# Stated task:
From the entries below, copy every line where the string "BERTgrid" appears.

----------

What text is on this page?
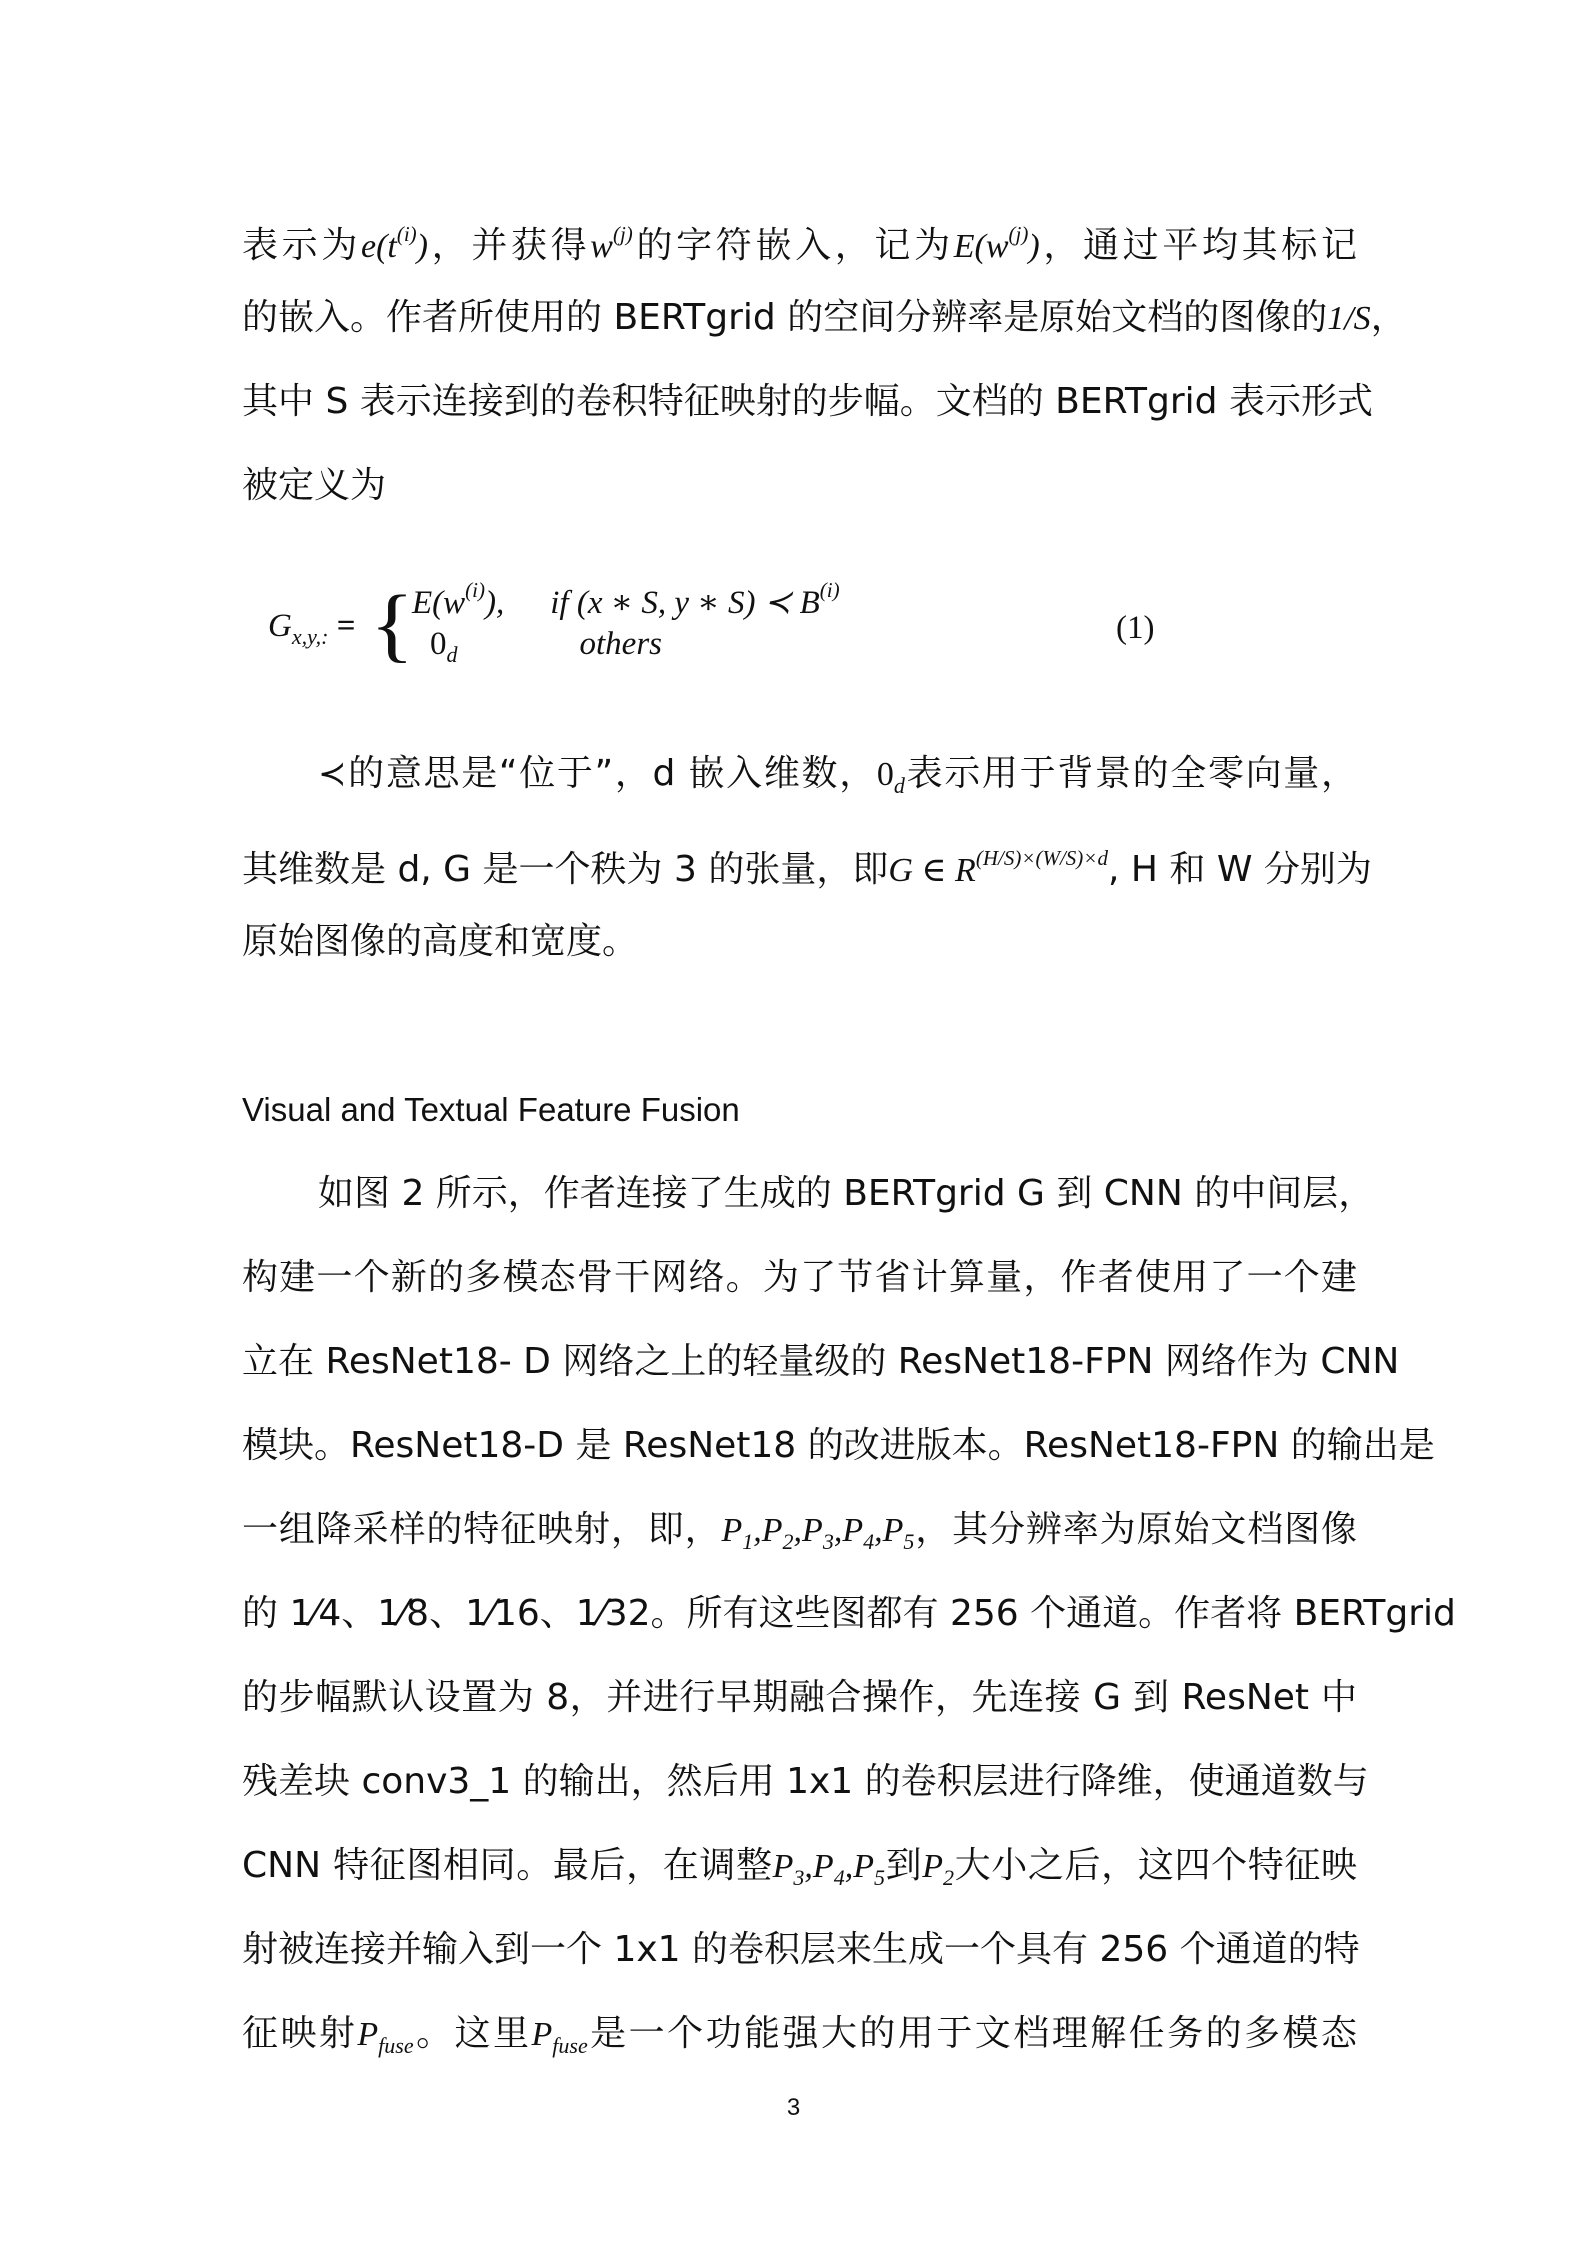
表示为$e(t^{(i)})$，并获得$w^{(j)}$的字符嵌入，记为$E(w^{(j)})$，通过平均其标记
的嵌入。作者所使用的 BERTgrid 的空间分辨率是原始文档的图像的1/S，
其中 S 表示连接到的卷积特征映射的步幅。文档的 BERTgrid 表示形式
被定义为
$G_{x,y,:}$ = {
$E(w^{(i)})$, if (x ∗ S, y ∗ S) ≺ $B^{(i)}$
$0_d$	others	(1)
≺的意思是“位于”，d 嵌入维数，$0_d$表示用于背景的全零向量，
其维数是 d, G 是一个秩为 3 的张量，即G ∈ $R^{(H/S)\times(W/S)\times d}$, H 和 W 分别为
原始图像的高度和宽度。
Visual and Textual Feature Fusion
如图 2 所示，作者连接了生成的 BERTgrid G 到 CNN 的中间层，
构建一个新的多模态骨干网络。为了节省计算量，作者使用了一个建
立在 ResNet18- D 网络之上的轻量级的 ResNet18-FPN 网络作为 CNN
模块。ResNet18-D 是 ResNet18 的改进版本。ResNet18-FPN 的输出是
一组降采样的特征映射，即，$P_1,P_2,P_3,P_4,P_5$，其分辨率为原始文档图像
的 1⁄4、1⁄8、1⁄16、1⁄32。所有这些图都有 256 个通道。作者将 BERTgrid
的步幅默认设置为 8，并进行早期融合操作，先连接 G 到 ResNet 中
残差块 conv3_1 的输出，然后用 1x1 的卷积层进行降维，使通道数与
CNN 特征图相同。最后，在调整$P_3,P_4,P_5$到$P_2$大小之后，这四个特征映
射被连接并输入到一个 1x1 的卷积层来生成一个具有 256 个通道的特
征映射$P_{fuse}$。这里$P_{fuse}$是一个功能强大的用于文档理解任务的多模态
3
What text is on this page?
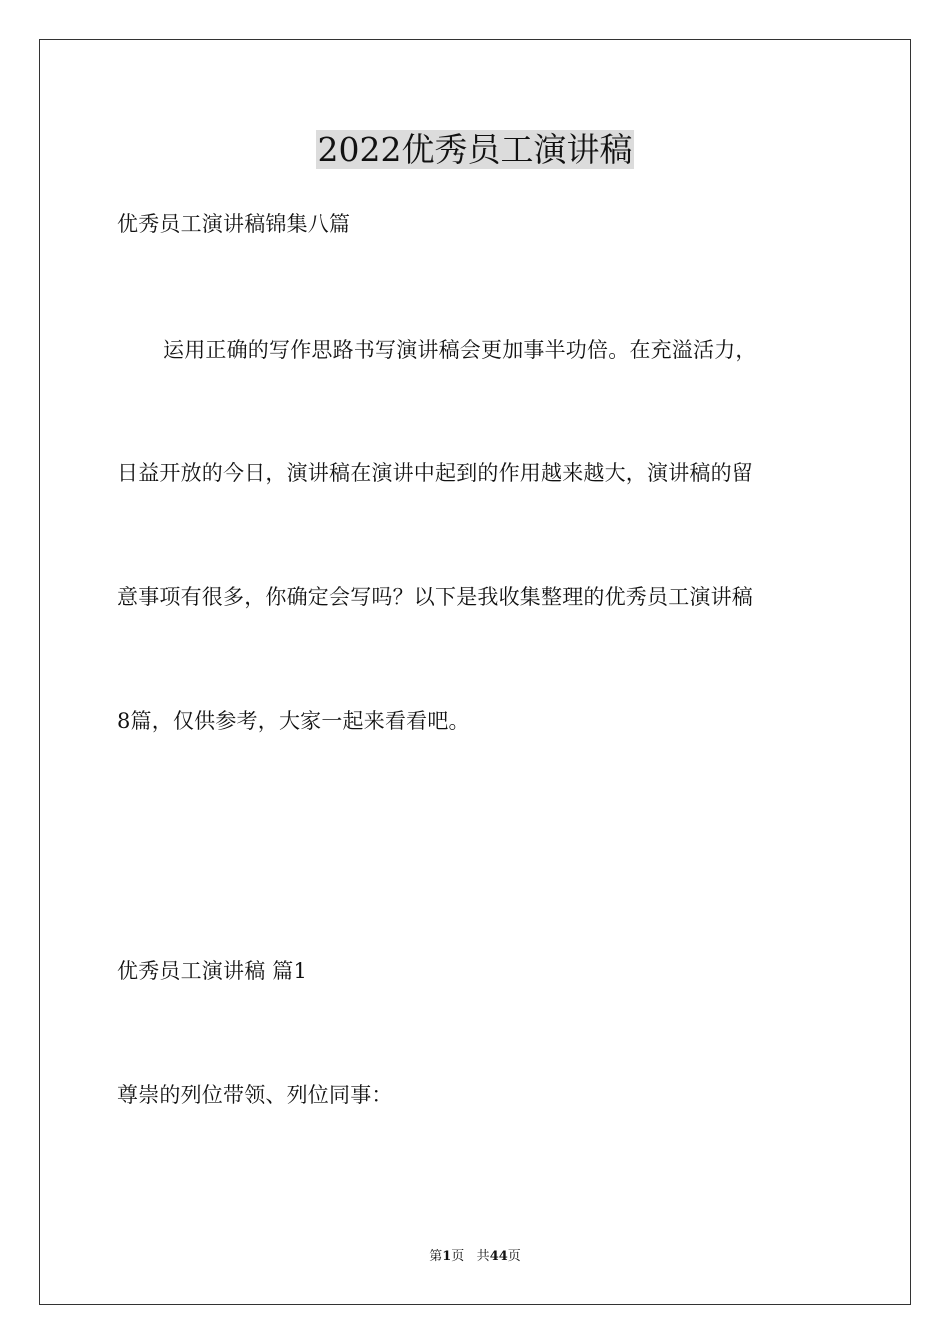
2022优秀员工演讲稿

优秀员工演讲稿锦集八篇

运用正确的写作思路书写演讲稿会更加事半功倍。在充溢活力，

日益开放的今日，演讲稿在演讲中起到的作用越来越大，演讲稿的留

意事项有很多，你确定会写吗？以下是我收集整理的优秀员工演讲稿

8篇，仅供参考，大家一起来看看吧。

优秀员工演讲稿 篇1

尊崇的列位带领、列位同事：

第1页 共44页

----------

# Worked solution:
的嵌入。作者所使用的 BERTgrid 的空间分辨率是原始文档的图像的1/S，
其中 S 表示连接到的卷积特征映射的步幅。文档的 BERTgrid 表示形式
如图 2 所示，作者连接了生成的 BERTgrid G 到 CNN 的中间层，
的 1⁄4、1⁄8、1⁄16、1⁄32。所有这些图都有 256 个通道。作者将 BERTgrid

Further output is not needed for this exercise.